[WRITTEN EXERCISE] Select, from the data, each line where "this" occurs.

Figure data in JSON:
◇ ◇ ◇

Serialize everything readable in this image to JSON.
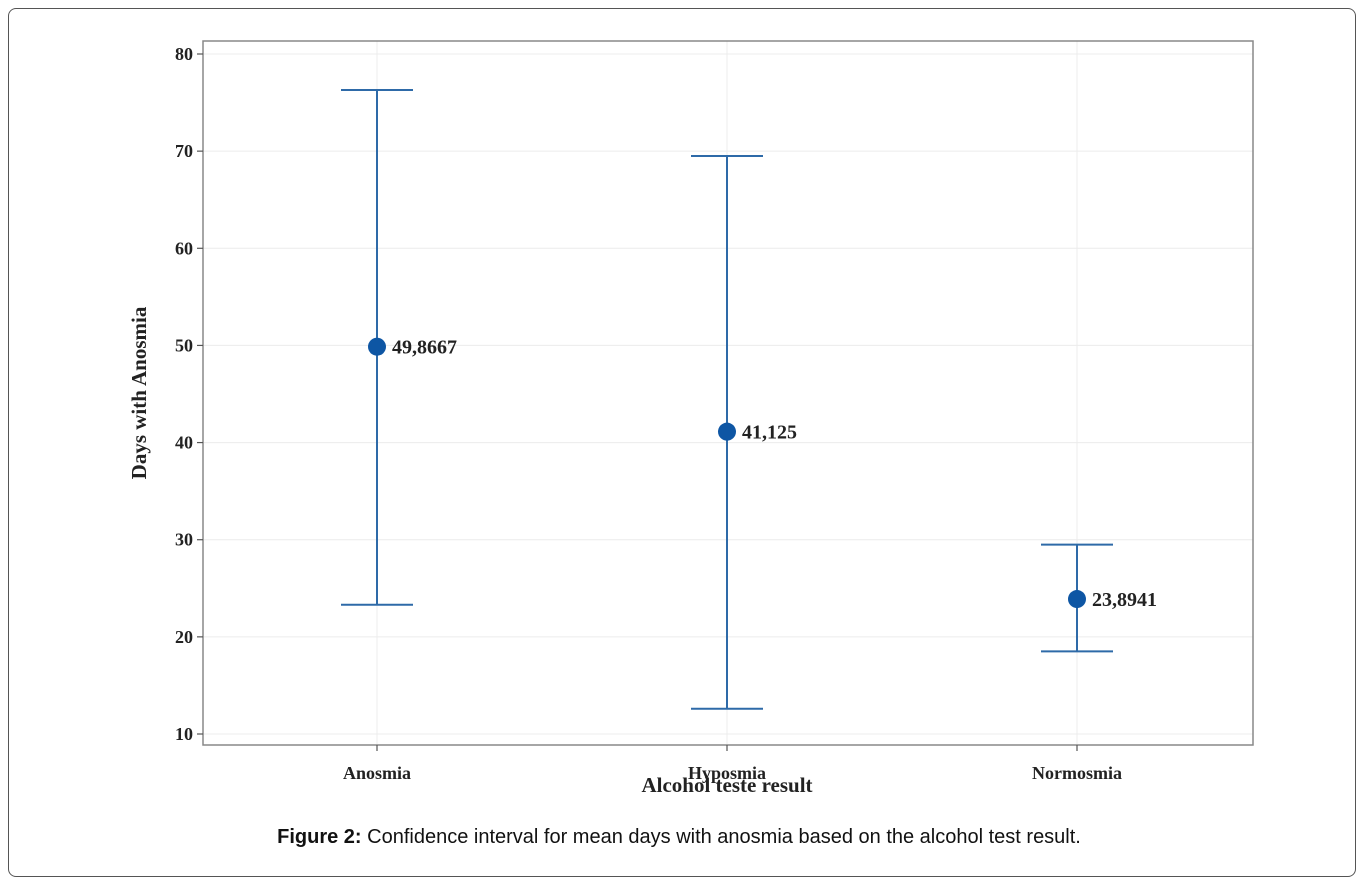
{
  "chart_data": {
    "type": "errorbar",
    "categories": [
      "Anosmia",
      "Hyposmia",
      "Normosmia"
    ],
    "means": [
      49.8667,
      41.125,
      23.8941
    ],
    "lower": [
      23.3,
      12.6,
      18.5
    ],
    "upper": [
      76.3,
      69.5,
      29.5
    ],
    "mean_labels": [
      "49,8667",
      "41,125",
      "23,8941"
    ],
    "xlabel": "Alcohol teste result",
    "ylabel": "Days with Anosmia",
    "ylim": [
      10,
      80
    ],
    "yticks": [
      10,
      20,
      30,
      40,
      50,
      60,
      70,
      80
    ],
    "grid": true,
    "color": "#2e6aa8",
    "marker_color": "#0e56a4"
  },
  "caption": {
    "label": "Figure 2:",
    "text": " Confidence interval for mean days with anosmia based on the alcohol test result."
  }
}
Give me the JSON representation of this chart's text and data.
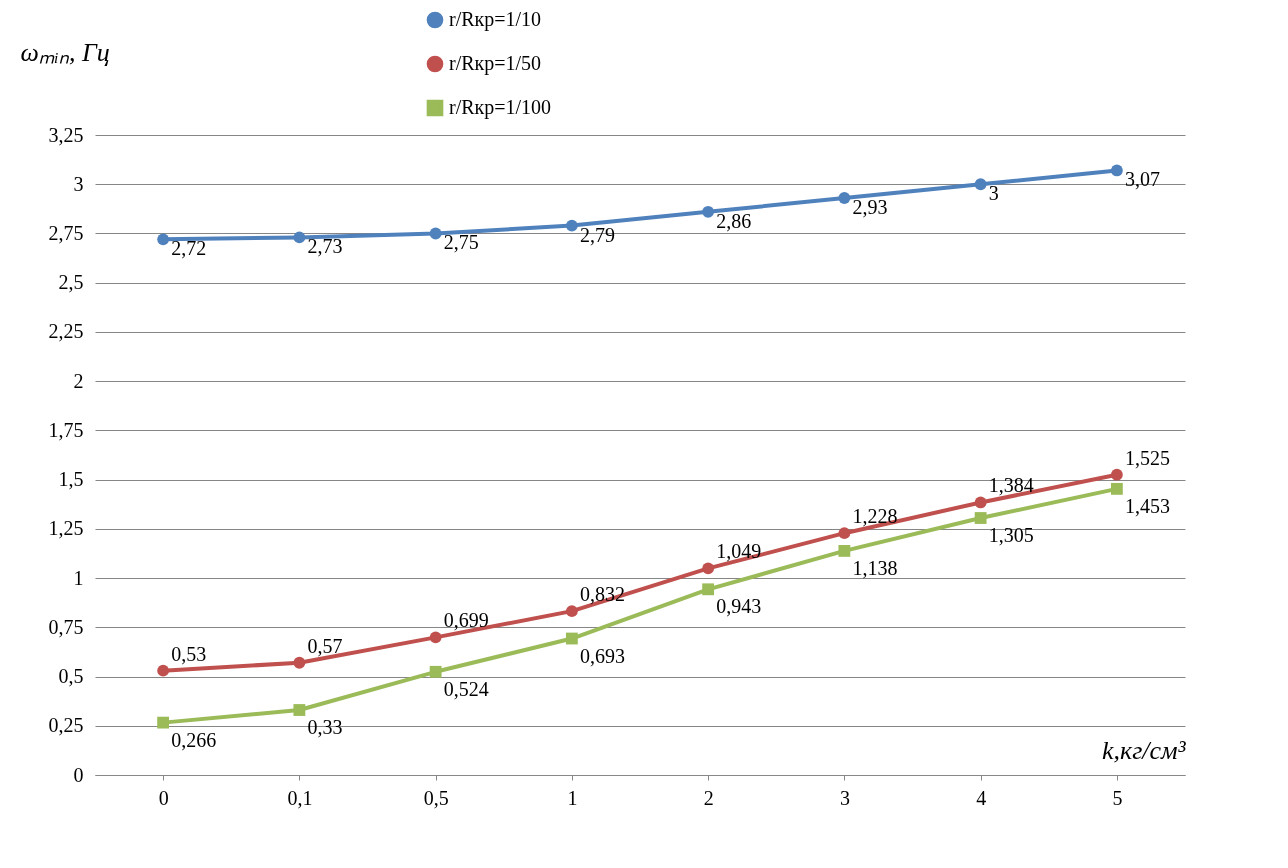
{
  "chart_data": {
    "type": "line",
    "ylabel": "ωₘᵢₙ, Гц",
    "xlabel": "k,кг/см³",
    "categories": [
      "0",
      "0,1",
      "0,5",
      "1",
      "2",
      "3",
      "4",
      "5"
    ],
    "series": [
      {
        "name": "r/Rкр=1/10",
        "color": "#4f81bd",
        "marker": "circle",
        "values": [
          2.72,
          2.73,
          2.75,
          2.79,
          2.86,
          2.93,
          3,
          3.07
        ],
        "value_labels": [
          "2,72",
          "2,73",
          "2,75",
          "2,79",
          "2,86",
          "2,93",
          "3",
          "3,07"
        ]
      },
      {
        "name": "r/Rкр=1/50",
        "color": "#c0504d",
        "marker": "circle",
        "values": [
          0.53,
          0.57,
          0.699,
          0.832,
          1.049,
          1.228,
          1.384,
          1.525
        ],
        "value_labels": [
          "0,53",
          "0,57",
          "0,699",
          "0,832",
          "1,049",
          "1,228",
          "1,384",
          "1,525"
        ]
      },
      {
        "name": "r/Rкр=1/100",
        "color": "#9bbb59",
        "marker": "square",
        "values": [
          0.266,
          0.33,
          0.524,
          0.693,
          0.943,
          1.138,
          1.305,
          1.453
        ],
        "value_labels": [
          "0,266",
          "0,33",
          "0,524",
          "0,693",
          "0,943",
          "1,138",
          "1,305",
          "1,453"
        ]
      }
    ],
    "ylim": [
      0,
      3.25
    ],
    "yticks": [
      0,
      {
        "value": 0.25,
        "label": "0,25"
      },
      {
        "value": 0.5,
        "label": "0,5"
      },
      {
        "value": 0.75,
        "label": "0,75"
      },
      1,
      {
        "value": 1.25,
        "label": "1,25"
      },
      {
        "value": 1.5,
        "label": "1,5"
      },
      {
        "value": 1.75,
        "label": "1,75"
      },
      2,
      {
        "value": 2.25,
        "label": "2,25"
      },
      {
        "value": 2.5,
        "label": "2,5"
      },
      {
        "value": 2.75,
        "label": "2,75"
      },
      3,
      {
        "value": 3.25,
        "label": "3,25"
      }
    ],
    "grid": "y",
    "legend": "top",
    "line_style": "solid"
  }
}
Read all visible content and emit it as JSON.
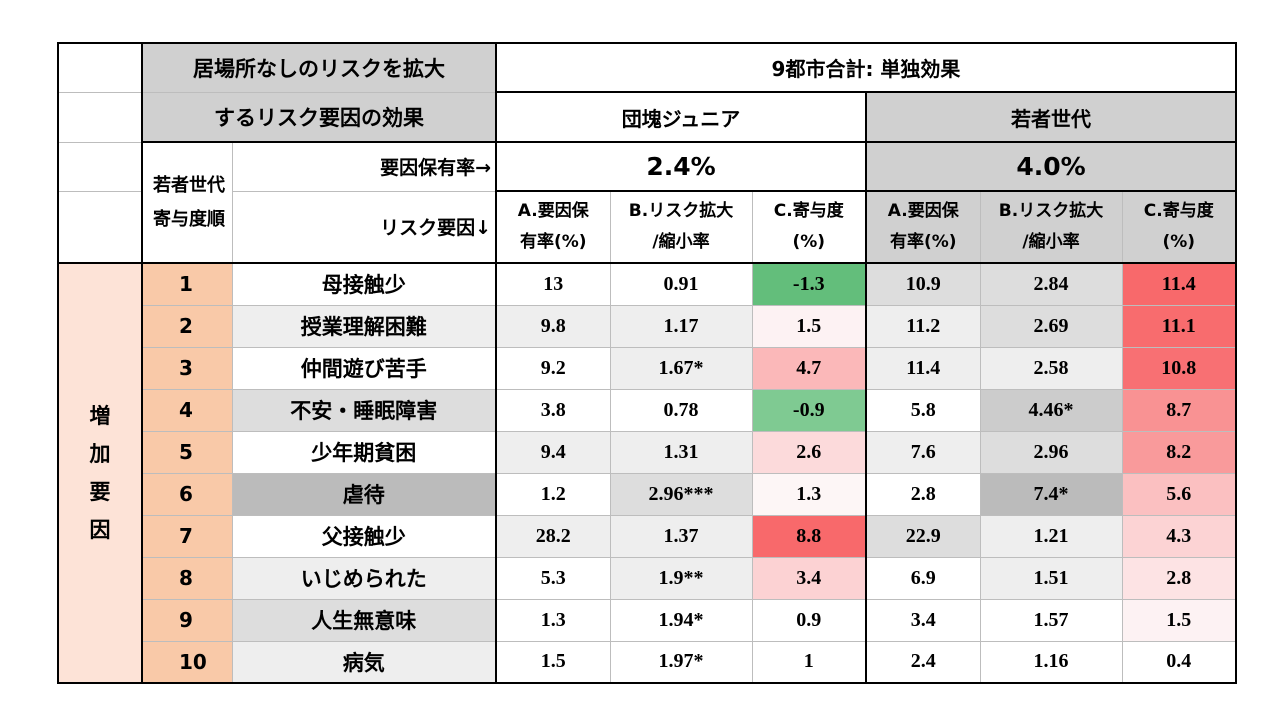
{
  "title": {
    "line1": "居場所なしのリスクを拡大",
    "line2": "するリスク要因の効果"
  },
  "scope_label": "9都市合計: 単独効果",
  "groups": {
    "junior": "団塊ジュニア",
    "young": "若者世代"
  },
  "rank_header": "若者世代寄与度順",
  "prevalence_label": "要因保有率→",
  "factor_label": "リスク要因↓",
  "prevalence_values": {
    "junior": "2.4%",
    "young": "4.0%"
  },
  "columns": {
    "a_line1": "A.要因保",
    "a_line2": "有率(%)",
    "b_line1": "B.リスク拡大",
    "b_line2": "/縮小率",
    "c_line1": "C.寄与度",
    "c_line2": "(%)"
  },
  "side_label": "増加要因",
  "rows": [
    {
      "rank": "1",
      "factor": "母接触少",
      "j_a": "13",
      "j_b": "0.91",
      "j_c": "-1.3",
      "y_a": "10.9",
      "y_b": "2.84",
      "y_c": "11.4"
    },
    {
      "rank": "2",
      "factor": "授業理解困難",
      "j_a": "9.8",
      "j_b": "1.17",
      "j_c": "1.5",
      "y_a": "11.2",
      "y_b": "2.69",
      "y_c": "11.1"
    },
    {
      "rank": "3",
      "factor": "仲間遊び苦手",
      "j_a": "9.2",
      "j_b": "1.67*",
      "j_c": "4.7",
      "y_a": "11.4",
      "y_b": "2.58",
      "y_c": "10.8"
    },
    {
      "rank": "4",
      "factor": "不安・睡眠障害",
      "j_a": "3.8",
      "j_b": "0.78",
      "j_c": "-0.9",
      "y_a": "5.8",
      "y_b": "4.46*",
      "y_c": "8.7"
    },
    {
      "rank": "5",
      "factor": "少年期貧困",
      "j_a": "9.4",
      "j_b": "1.31",
      "j_c": "2.6",
      "y_a": "7.6",
      "y_b": "2.96",
      "y_c": "8.2"
    },
    {
      "rank": "6",
      "factor": "虐待",
      "j_a": "1.2",
      "j_b": "2.96***",
      "j_c": "1.3",
      "y_a": "2.8",
      "y_b": "7.4*",
      "y_c": "5.6"
    },
    {
      "rank": "7",
      "factor": "父接触少",
      "j_a": "28.2",
      "j_b": "1.37",
      "j_c": "8.8",
      "y_a": "22.9",
      "y_b": "1.21",
      "y_c": "4.3"
    },
    {
      "rank": "8",
      "factor": "いじめられた",
      "j_a": "5.3",
      "j_b": "1.9**",
      "j_c": "3.4",
      "y_a": "6.9",
      "y_b": "1.51",
      "y_c": "2.8"
    },
    {
      "rank": "9",
      "factor": "人生無意味",
      "j_a": "1.3",
      "j_b": "1.94*",
      "j_c": "0.9",
      "y_a": "3.4",
      "y_b": "1.57",
      "y_c": "1.5"
    },
    {
      "rank": "10",
      "factor": "病気",
      "j_a": "1.5",
      "j_b": "1.97*",
      "j_c": "1",
      "y_a": "2.4",
      "y_b": "1.16",
      "y_c": "0.4"
    }
  ],
  "colors": {
    "header_gray": "#d0d0d0",
    "rank_peach": "#f9c9a8",
    "side_pink": "#fde3d7",
    "negative_green": "#63be7b",
    "positive_red": "#f8696b"
  },
  "row_fills": [
    {
      "factor": "#ffffff",
      "j_a": "#ffffff",
      "j_b": "#ffffff",
      "j_c": "#63be7b",
      "y_a": "#dddddd",
      "y_b": "#dddddd",
      "y_c": "#f8696b"
    },
    {
      "factor": "#eeeeee",
      "j_a": "#eeeeee",
      "j_b": "#eeeeee",
      "j_c": "#fdf2f3",
      "y_a": "#eeeeee",
      "y_b": "#dddddd",
      "y_c": "#f86c6e"
    },
    {
      "factor": "#ffffff",
      "j_a": "#ffffff",
      "j_b": "#eeeeee",
      "j_c": "#fbb8b9",
      "y_a": "#eeeeee",
      "y_b": "#eeeeee",
      "y_c": "#f87073"
    },
    {
      "factor": "#dddddd",
      "j_a": "#ffffff",
      "j_b": "#ffffff",
      "j_c": "#7fca92",
      "y_a": "#ffffff",
      "y_b": "#cccccc",
      "y_c": "#f99293"
    },
    {
      "factor": "#ffffff",
      "j_a": "#eeeeee",
      "j_b": "#eeeeee",
      "j_c": "#fcdadb",
      "y_a": "#eeeeee",
      "y_b": "#dddddd",
      "y_c": "#f99a9b"
    },
    {
      "factor": "#bbbbbb",
      "j_a": "#ffffff",
      "j_b": "#dddddd",
      "j_c": "#fdf6f6",
      "y_a": "#ffffff",
      "y_b": "#bbbbbb",
      "y_c": "#fbc0c1"
    },
    {
      "factor": "#ffffff",
      "j_a": "#eeeeee",
      "j_b": "#eeeeee",
      "j_c": "#f8696b",
      "y_a": "#dddddd",
      "y_b": "#eeeeee",
      "y_c": "#fcd3d4"
    },
    {
      "factor": "#eeeeee",
      "j_a": "#ffffff",
      "j_b": "#eeeeee",
      "j_c": "#fcd2d3",
      "y_a": "#ffffff",
      "y_b": "#eeeeee",
      "y_c": "#fde3e4"
    },
    {
      "factor": "#dddddd",
      "j_a": "#ffffff",
      "j_b": "#ffffff",
      "j_c": "#ffffff",
      "y_a": "#ffffff",
      "y_b": "#ffffff",
      "y_c": "#fdf2f3"
    },
    {
      "factor": "#eeeeee",
      "j_a": "#ffffff",
      "j_b": "#ffffff",
      "j_c": "#ffffff",
      "y_a": "#ffffff",
      "y_b": "#ffffff",
      "y_c": "#ffffff"
    }
  ]
}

◇ ◇ ◇

[THE OUTPUT]
Serialize everything readable in this image to JSON.
Give me the JSON representation of this chart's text and data.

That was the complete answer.